== Data to use ==

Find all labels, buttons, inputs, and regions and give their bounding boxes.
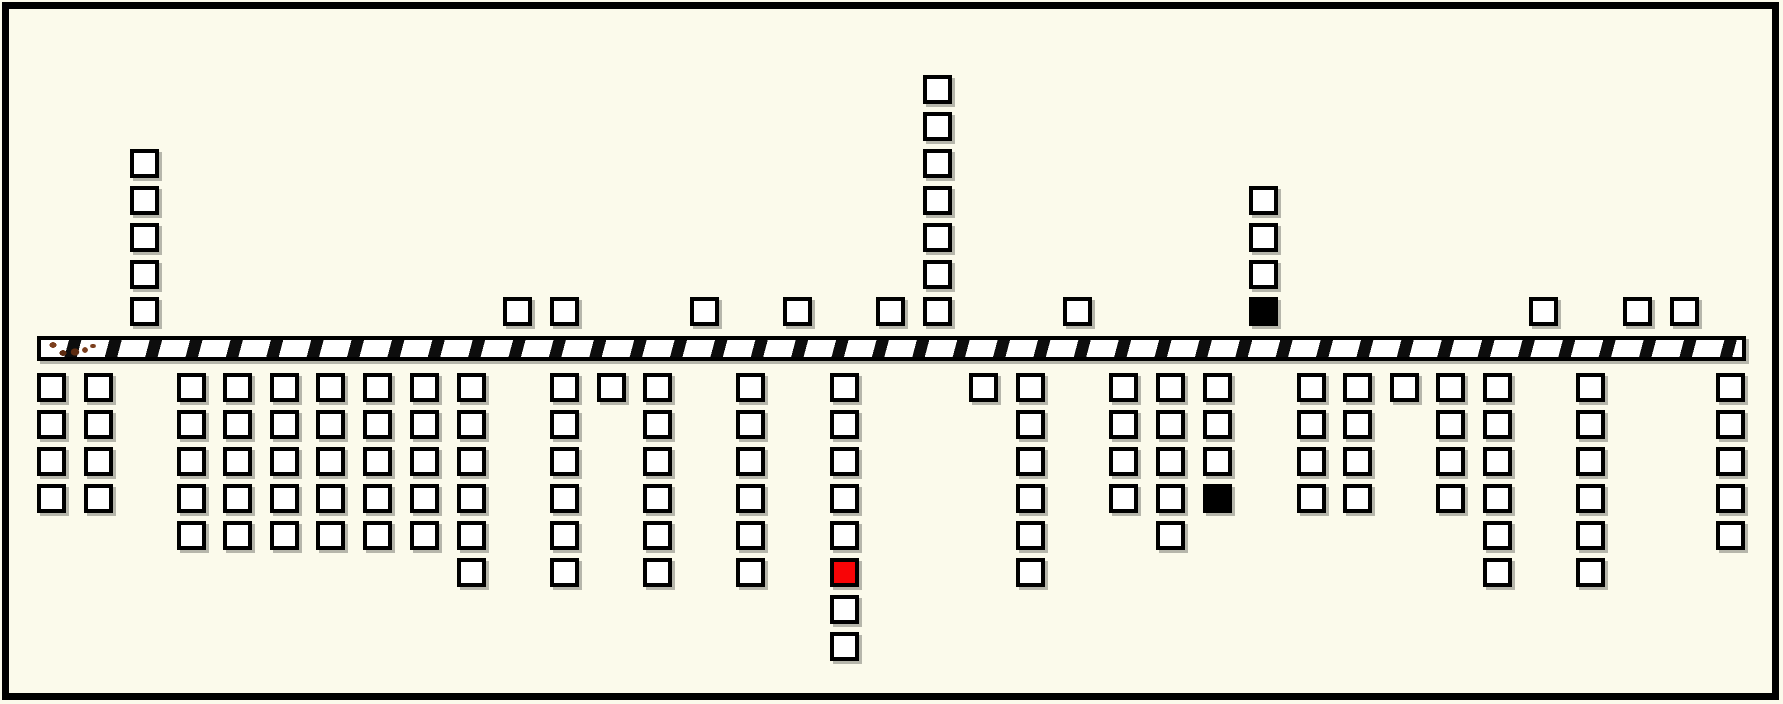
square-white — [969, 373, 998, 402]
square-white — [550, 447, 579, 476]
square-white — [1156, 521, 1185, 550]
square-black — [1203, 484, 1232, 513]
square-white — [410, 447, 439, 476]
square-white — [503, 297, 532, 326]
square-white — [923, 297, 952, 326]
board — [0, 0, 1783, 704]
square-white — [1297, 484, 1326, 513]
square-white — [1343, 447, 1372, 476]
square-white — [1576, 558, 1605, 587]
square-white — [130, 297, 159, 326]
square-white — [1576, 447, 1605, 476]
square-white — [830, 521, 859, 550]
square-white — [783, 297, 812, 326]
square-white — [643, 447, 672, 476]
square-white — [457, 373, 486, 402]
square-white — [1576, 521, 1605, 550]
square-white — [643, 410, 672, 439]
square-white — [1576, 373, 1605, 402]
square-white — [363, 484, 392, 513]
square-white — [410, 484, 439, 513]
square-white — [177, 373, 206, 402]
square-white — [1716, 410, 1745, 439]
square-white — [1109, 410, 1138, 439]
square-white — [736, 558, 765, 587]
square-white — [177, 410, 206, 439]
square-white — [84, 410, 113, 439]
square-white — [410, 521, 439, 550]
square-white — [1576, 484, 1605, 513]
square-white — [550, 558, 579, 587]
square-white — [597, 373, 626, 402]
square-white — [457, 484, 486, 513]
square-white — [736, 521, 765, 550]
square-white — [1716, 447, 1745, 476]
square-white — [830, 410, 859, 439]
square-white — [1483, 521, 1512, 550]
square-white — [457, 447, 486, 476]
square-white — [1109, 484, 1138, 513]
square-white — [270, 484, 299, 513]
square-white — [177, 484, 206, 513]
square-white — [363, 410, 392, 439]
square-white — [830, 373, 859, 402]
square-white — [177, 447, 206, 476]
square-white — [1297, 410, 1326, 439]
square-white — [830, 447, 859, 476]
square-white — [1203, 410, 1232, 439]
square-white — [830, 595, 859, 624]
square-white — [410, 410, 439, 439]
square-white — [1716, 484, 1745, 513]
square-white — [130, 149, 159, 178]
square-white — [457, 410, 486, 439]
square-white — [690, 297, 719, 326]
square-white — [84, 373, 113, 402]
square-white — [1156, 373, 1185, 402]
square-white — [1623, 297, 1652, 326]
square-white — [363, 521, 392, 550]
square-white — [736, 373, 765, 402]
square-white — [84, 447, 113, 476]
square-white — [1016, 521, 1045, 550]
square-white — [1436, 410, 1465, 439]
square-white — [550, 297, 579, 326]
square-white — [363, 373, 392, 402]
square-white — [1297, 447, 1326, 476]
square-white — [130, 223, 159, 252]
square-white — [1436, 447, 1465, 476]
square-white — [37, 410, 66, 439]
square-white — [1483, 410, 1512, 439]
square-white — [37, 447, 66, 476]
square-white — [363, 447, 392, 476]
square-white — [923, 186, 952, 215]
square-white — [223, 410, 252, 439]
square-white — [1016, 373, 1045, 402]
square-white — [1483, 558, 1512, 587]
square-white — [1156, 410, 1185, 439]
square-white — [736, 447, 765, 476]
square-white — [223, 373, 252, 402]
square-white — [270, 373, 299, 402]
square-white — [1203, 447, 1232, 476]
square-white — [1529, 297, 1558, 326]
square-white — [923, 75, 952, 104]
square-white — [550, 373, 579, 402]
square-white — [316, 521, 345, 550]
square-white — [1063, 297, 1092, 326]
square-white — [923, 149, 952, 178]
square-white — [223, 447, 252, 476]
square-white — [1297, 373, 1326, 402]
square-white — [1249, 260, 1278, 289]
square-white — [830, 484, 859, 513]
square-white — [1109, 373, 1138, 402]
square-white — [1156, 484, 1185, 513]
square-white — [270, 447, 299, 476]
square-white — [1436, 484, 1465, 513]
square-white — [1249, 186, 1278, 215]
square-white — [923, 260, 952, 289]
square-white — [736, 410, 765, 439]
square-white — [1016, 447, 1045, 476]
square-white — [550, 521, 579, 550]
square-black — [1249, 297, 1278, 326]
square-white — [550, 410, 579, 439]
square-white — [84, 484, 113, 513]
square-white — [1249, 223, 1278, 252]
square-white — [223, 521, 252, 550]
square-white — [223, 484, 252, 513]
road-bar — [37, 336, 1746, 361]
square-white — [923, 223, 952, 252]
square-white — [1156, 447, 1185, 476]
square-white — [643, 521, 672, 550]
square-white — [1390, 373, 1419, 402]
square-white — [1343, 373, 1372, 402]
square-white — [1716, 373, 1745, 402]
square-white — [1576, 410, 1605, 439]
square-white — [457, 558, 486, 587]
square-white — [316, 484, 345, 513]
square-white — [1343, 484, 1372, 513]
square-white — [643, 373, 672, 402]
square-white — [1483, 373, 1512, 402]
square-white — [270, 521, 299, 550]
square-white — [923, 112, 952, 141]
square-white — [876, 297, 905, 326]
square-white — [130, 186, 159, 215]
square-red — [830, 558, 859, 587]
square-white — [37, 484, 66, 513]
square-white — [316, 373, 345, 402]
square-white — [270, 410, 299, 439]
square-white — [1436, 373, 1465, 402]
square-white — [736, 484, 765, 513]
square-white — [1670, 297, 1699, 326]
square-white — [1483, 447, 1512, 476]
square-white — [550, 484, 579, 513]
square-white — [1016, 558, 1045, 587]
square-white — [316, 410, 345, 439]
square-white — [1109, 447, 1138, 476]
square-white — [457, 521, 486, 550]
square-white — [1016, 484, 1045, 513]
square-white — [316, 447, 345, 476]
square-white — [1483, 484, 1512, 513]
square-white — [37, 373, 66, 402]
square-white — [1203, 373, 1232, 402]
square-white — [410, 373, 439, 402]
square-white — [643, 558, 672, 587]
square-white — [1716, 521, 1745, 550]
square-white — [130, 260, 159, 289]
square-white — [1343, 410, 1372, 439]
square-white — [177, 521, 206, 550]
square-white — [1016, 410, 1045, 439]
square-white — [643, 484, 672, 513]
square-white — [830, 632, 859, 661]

===
== Data to use ==

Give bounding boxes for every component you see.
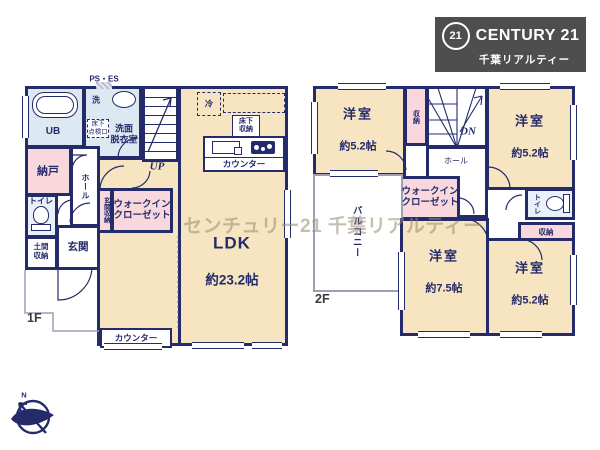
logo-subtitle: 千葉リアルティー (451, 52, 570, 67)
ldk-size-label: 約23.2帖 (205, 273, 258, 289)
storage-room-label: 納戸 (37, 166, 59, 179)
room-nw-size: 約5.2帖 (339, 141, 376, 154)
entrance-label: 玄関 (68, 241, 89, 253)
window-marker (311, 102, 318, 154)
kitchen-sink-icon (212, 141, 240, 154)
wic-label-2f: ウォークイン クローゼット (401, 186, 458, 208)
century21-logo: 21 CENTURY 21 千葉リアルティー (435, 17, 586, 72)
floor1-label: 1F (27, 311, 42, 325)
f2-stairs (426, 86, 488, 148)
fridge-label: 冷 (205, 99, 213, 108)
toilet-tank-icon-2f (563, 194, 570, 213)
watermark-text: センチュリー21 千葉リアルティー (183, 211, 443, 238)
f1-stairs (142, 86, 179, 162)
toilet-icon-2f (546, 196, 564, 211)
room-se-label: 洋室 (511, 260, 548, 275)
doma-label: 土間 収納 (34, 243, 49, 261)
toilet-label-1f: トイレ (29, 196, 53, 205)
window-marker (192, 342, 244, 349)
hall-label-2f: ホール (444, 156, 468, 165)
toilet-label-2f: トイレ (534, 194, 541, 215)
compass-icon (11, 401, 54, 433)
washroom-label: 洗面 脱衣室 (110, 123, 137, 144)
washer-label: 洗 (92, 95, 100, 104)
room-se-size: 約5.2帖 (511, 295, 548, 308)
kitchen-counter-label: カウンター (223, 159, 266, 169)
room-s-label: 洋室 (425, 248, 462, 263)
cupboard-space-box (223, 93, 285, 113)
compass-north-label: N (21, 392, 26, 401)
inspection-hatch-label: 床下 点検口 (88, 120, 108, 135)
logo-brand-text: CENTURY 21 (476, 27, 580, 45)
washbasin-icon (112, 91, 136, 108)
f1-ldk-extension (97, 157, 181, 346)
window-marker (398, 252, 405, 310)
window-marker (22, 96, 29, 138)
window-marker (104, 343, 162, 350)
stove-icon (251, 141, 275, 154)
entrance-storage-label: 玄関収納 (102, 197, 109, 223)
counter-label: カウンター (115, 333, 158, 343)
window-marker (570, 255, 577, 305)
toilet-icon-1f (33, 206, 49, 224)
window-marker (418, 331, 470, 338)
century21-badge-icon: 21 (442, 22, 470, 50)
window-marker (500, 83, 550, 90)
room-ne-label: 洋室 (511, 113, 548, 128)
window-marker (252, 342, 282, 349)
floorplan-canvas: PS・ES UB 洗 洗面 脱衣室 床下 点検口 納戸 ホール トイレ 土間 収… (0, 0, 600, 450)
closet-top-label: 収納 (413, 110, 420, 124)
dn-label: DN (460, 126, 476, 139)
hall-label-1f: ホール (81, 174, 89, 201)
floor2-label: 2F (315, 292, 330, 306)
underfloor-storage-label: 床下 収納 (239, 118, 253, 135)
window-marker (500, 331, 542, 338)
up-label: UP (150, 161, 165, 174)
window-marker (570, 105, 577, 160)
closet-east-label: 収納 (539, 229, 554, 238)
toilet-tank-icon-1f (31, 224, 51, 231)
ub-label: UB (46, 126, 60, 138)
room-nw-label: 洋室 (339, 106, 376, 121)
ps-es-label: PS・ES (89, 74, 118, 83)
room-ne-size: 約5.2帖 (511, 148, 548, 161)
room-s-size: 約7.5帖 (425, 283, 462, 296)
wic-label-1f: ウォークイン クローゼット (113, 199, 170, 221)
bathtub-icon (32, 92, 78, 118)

===

Could you reproduce word for word the stretch of rows from the one containing "square-white — [969, 373, 998, 402]" through the one containing "square-white — [1623, 297, 1652, 326]", including both of those rows?

square-white — [969, 373, 998, 402]
square-white — [550, 447, 579, 476]
square-white — [1156, 521, 1185, 550]
square-black — [1203, 484, 1232, 513]
square-white — [410, 447, 439, 476]
square-white — [503, 297, 532, 326]
square-white — [923, 297, 952, 326]
board — [0, 0, 1783, 704]
square-white — [1297, 484, 1326, 513]
square-white — [1343, 447, 1372, 476]
square-white — [1576, 558, 1605, 587]
square-white — [130, 297, 159, 326]
square-white — [1576, 447, 1605, 476]
square-white — [830, 521, 859, 550]
square-white — [783, 297, 812, 326]
square-white — [643, 447, 672, 476]
square-white — [457, 373, 486, 402]
square-white — [1576, 521, 1605, 550]
square-white — [643, 410, 672, 439]
square-white — [1576, 373, 1605, 402]
square-white — [363, 484, 392, 513]
square-white — [410, 484, 439, 513]
square-white — [177, 373, 206, 402]
square-white — [1716, 410, 1745, 439]
square-white — [1109, 410, 1138, 439]
square-white — [736, 558, 765, 587]
square-white — [177, 410, 206, 439]
square-white — [84, 410, 113, 439]
square-white — [410, 521, 439, 550]
square-white — [1576, 484, 1605, 513]
square-white — [550, 558, 579, 587]
square-white — [597, 373, 626, 402]
square-white — [457, 484, 486, 513]
square-white — [736, 521, 765, 550]
square-white — [1716, 447, 1745, 476]
square-white — [830, 410, 859, 439]
square-white — [1483, 521, 1512, 550]
square-white — [457, 447, 486, 476]
square-white — [1109, 484, 1138, 513]
square-white — [270, 484, 299, 513]
square-white — [177, 484, 206, 513]
square-white — [363, 410, 392, 439]
square-white — [830, 373, 859, 402]
square-white — [177, 447, 206, 476]
square-white — [1297, 410, 1326, 439]
square-white — [830, 447, 859, 476]
square-white — [1203, 410, 1232, 439]
square-white — [830, 595, 859, 624]
square-white — [410, 410, 439, 439]
square-white — [1716, 484, 1745, 513]
square-white — [130, 149, 159, 178]
square-white — [457, 410, 486, 439]
square-white — [690, 297, 719, 326]
square-white — [84, 373, 113, 402]
square-white — [1156, 373, 1185, 402]
square-white — [1623, 297, 1652, 326]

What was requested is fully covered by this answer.